## [REQUIRED TASK]
Pull out all lines from the listing below in which the word "JSON" appears.

Data listing
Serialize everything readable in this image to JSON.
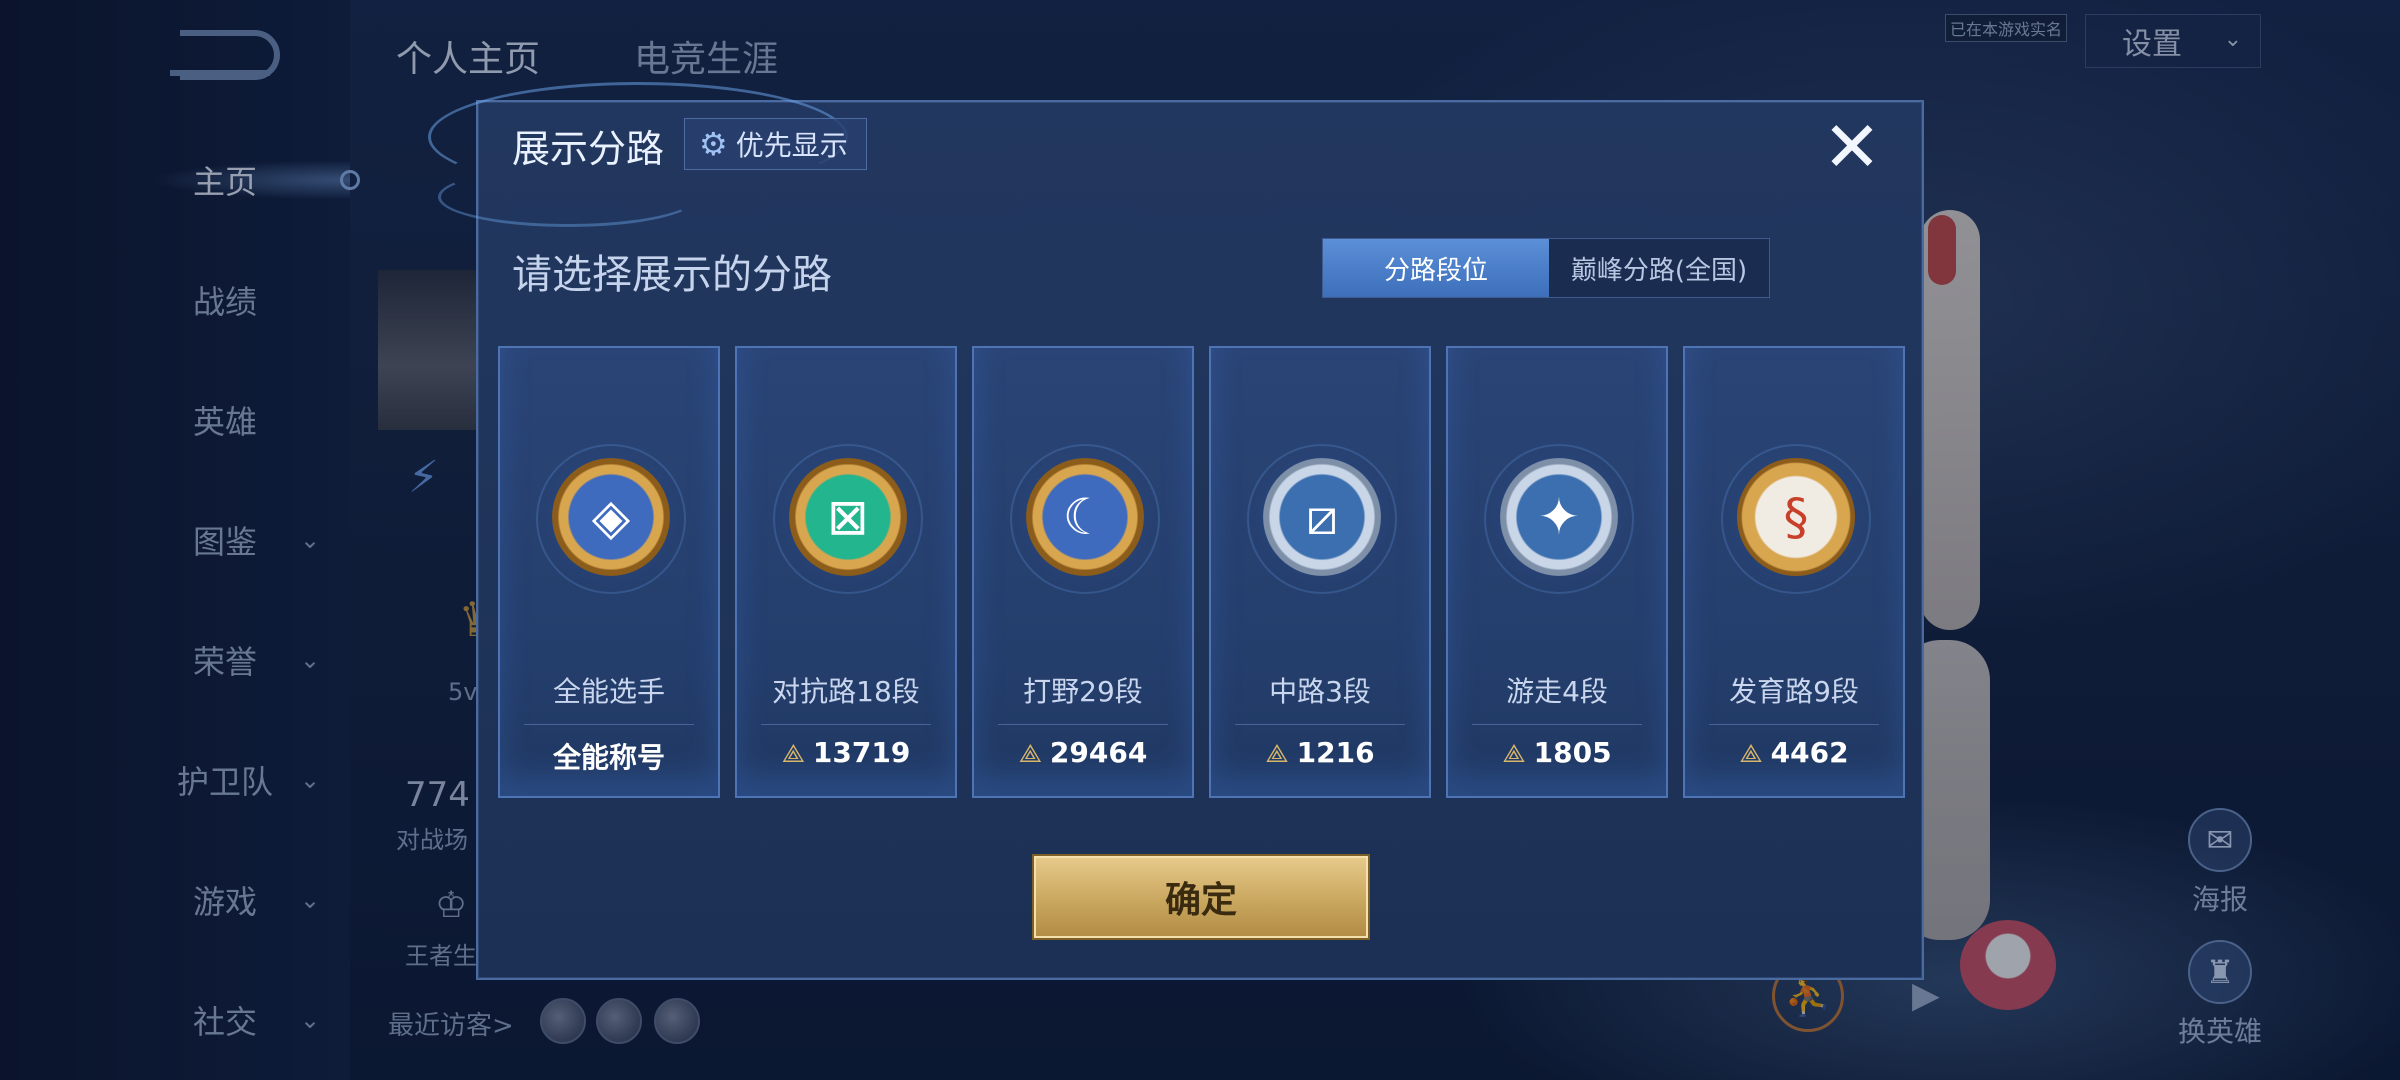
{
  "top_tabs": [
    {
      "label": "个人主页",
      "active": true
    },
    {
      "label": "电竞生涯",
      "active": false
    }
  ],
  "nav": [
    {
      "label": "主页",
      "active": true,
      "has_chevron": false
    },
    {
      "label": "战绩",
      "active": false,
      "has_chevron": false
    },
    {
      "label": "英雄",
      "active": false,
      "has_chevron": false
    },
    {
      "label": "图鉴",
      "active": false,
      "has_chevron": true
    },
    {
      "label": "荣誉",
      "active": false,
      "has_chevron": true
    },
    {
      "label": "护卫队",
      "active": false,
      "has_chevron": true
    },
    {
      "label": "游戏",
      "active": false,
      "has_chevron": true
    },
    {
      "label": "社交",
      "active": false,
      "has_chevron": true
    }
  ],
  "chevron": "⌄",
  "side": {
    "stat_5v": "5v",
    "big_number": "774",
    "battle_label": "对战场",
    "king_label": "王者生",
    "recent_visitors": "最近访客>"
  },
  "header_right": {
    "realname_tag": "已在本游戏实名",
    "settings_label": "设置",
    "poster_label": "海报",
    "swap_hero_label": "换英雄"
  },
  "modal": {
    "title": "展示分路",
    "priority_label": "优先显示",
    "subtitle": "请选择展示的分路",
    "segments": [
      {
        "label": "分路段位",
        "selected": true
      },
      {
        "label": "巅峰分路(全国)",
        "selected": false
      }
    ],
    "cards": [
      {
        "name": "全能选手",
        "score": "全能称号",
        "has_points": false,
        "badge_style": "gold",
        "badge_glyph": "◈"
      },
      {
        "name": "对抗路18段",
        "score": "13719",
        "has_points": true,
        "badge_style": "green",
        "badge_glyph": "⊠"
      },
      {
        "name": "打野29段",
        "score": "29464",
        "has_points": true,
        "badge_style": "gold",
        "badge_glyph": "☾"
      },
      {
        "name": "中路3段",
        "score": "1216",
        "has_points": true,
        "badge_style": "silver",
        "badge_glyph": "⧄"
      },
      {
        "name": "游走4段",
        "score": "1805",
        "has_points": true,
        "badge_style": "silver",
        "badge_glyph": "✦"
      },
      {
        "name": "发育路9段",
        "score": "4462",
        "has_points": true,
        "badge_style": "bronze",
        "badge_glyph": "§"
      }
    ],
    "confirm_label": "确定"
  },
  "icons": {
    "close": "✕",
    "gear": "⚙",
    "points": "⟁",
    "poster": "✉",
    "swap": "♜",
    "walk": "⛹",
    "play": "▶",
    "badge": "⚡",
    "wings": "♛",
    "king": "♔"
  },
  "colors": {
    "modal_bg": "#22375f",
    "accent_blue": "#4f74b6",
    "confirm_gold": "#c9a75f",
    "points_gold": "#d8b66a"
  }
}
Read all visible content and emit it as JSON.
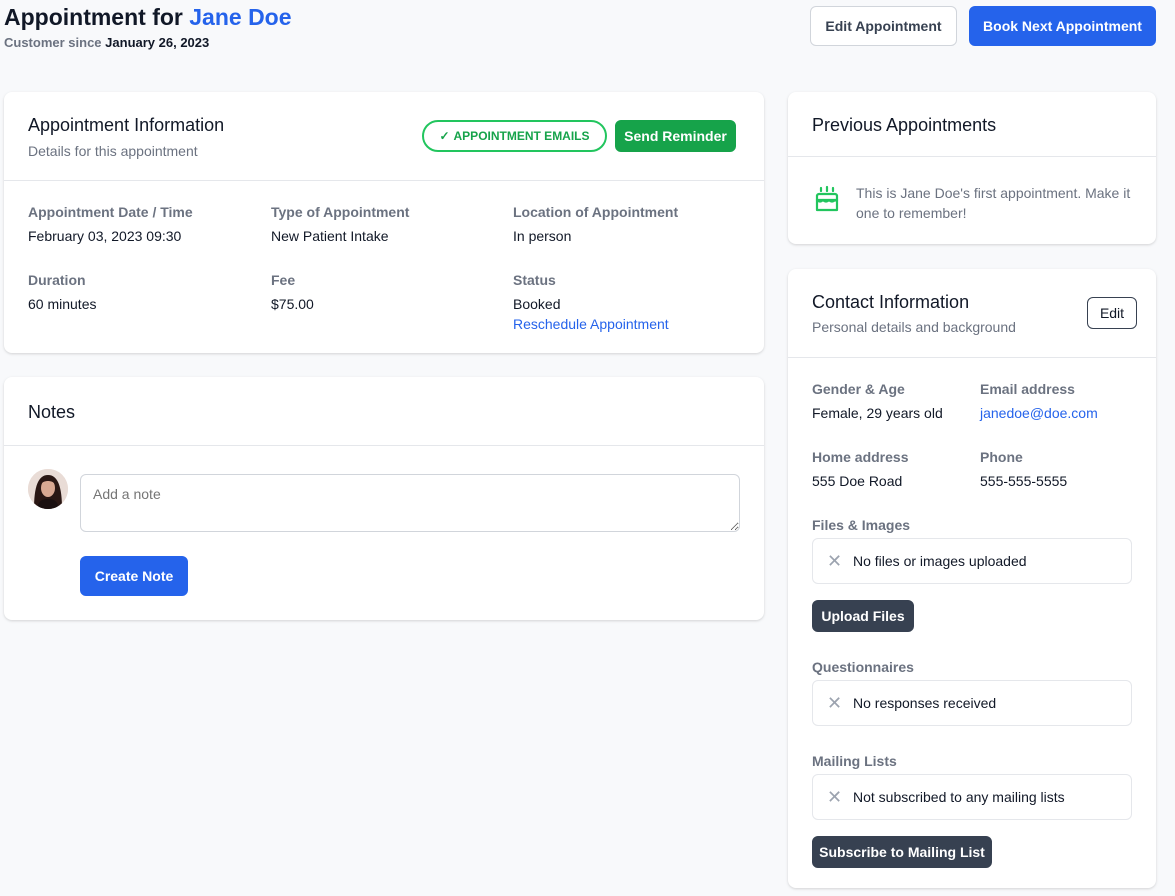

## [ANSWER BELOW]
Serialize everything readable in this image to JSON.
Read all visible content and emit it as JSON.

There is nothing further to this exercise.